=== Records for this exercise ===

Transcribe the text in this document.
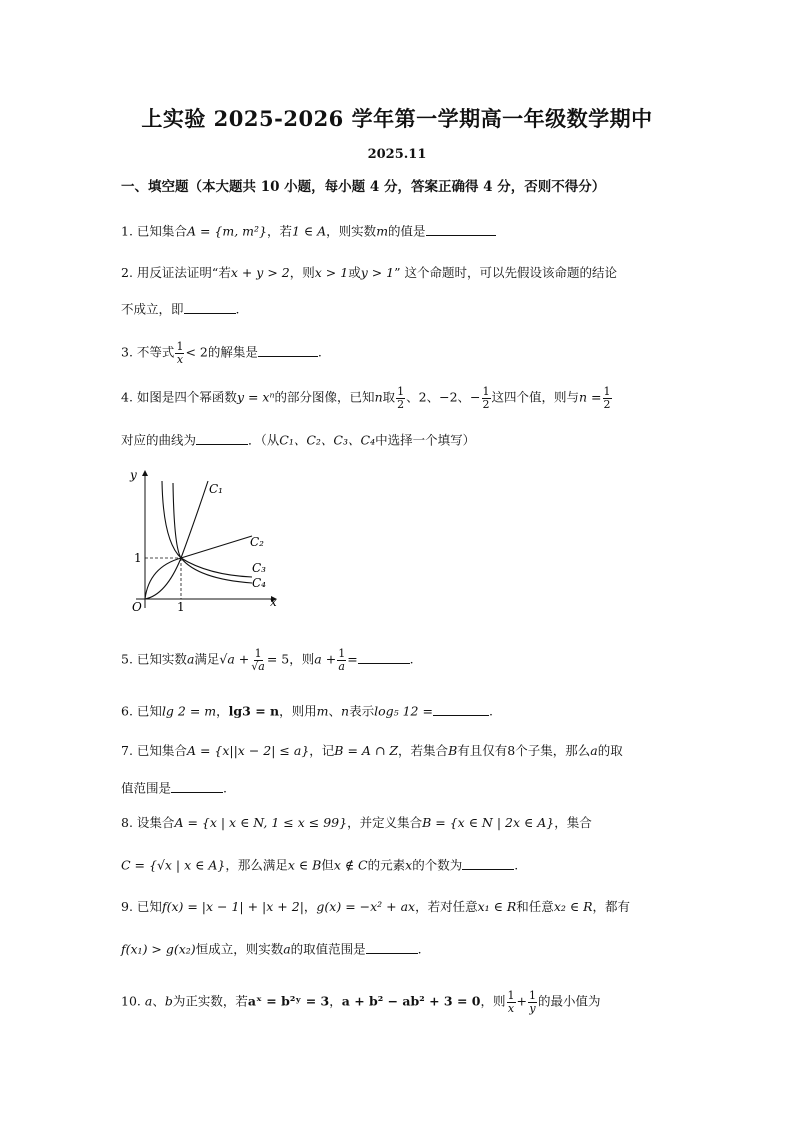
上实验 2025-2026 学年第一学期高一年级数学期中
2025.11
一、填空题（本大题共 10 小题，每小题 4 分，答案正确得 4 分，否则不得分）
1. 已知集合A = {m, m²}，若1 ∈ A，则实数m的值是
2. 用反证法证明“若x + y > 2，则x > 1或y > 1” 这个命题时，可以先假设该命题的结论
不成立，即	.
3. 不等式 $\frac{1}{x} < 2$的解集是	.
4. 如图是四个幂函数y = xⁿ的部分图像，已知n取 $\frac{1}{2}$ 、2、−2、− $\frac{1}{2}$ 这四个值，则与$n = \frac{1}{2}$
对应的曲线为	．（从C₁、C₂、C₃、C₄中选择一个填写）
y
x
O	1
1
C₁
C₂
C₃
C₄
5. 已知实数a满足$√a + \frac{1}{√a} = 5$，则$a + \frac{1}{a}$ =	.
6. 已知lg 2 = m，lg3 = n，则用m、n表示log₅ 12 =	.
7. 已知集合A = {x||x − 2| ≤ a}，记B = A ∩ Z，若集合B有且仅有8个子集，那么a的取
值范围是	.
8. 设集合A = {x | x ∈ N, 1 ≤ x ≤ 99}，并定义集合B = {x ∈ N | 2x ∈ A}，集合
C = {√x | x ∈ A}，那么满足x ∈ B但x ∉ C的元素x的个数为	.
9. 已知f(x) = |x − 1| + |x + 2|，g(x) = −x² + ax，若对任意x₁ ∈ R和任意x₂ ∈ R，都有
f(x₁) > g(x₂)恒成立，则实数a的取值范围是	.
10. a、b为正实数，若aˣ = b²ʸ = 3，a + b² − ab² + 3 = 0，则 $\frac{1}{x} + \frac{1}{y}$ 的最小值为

===

◆ **Prompt**: Work out how many lines above have the string "已知集合A" in them, and give only the number.

◆ **Exercise answer**: 2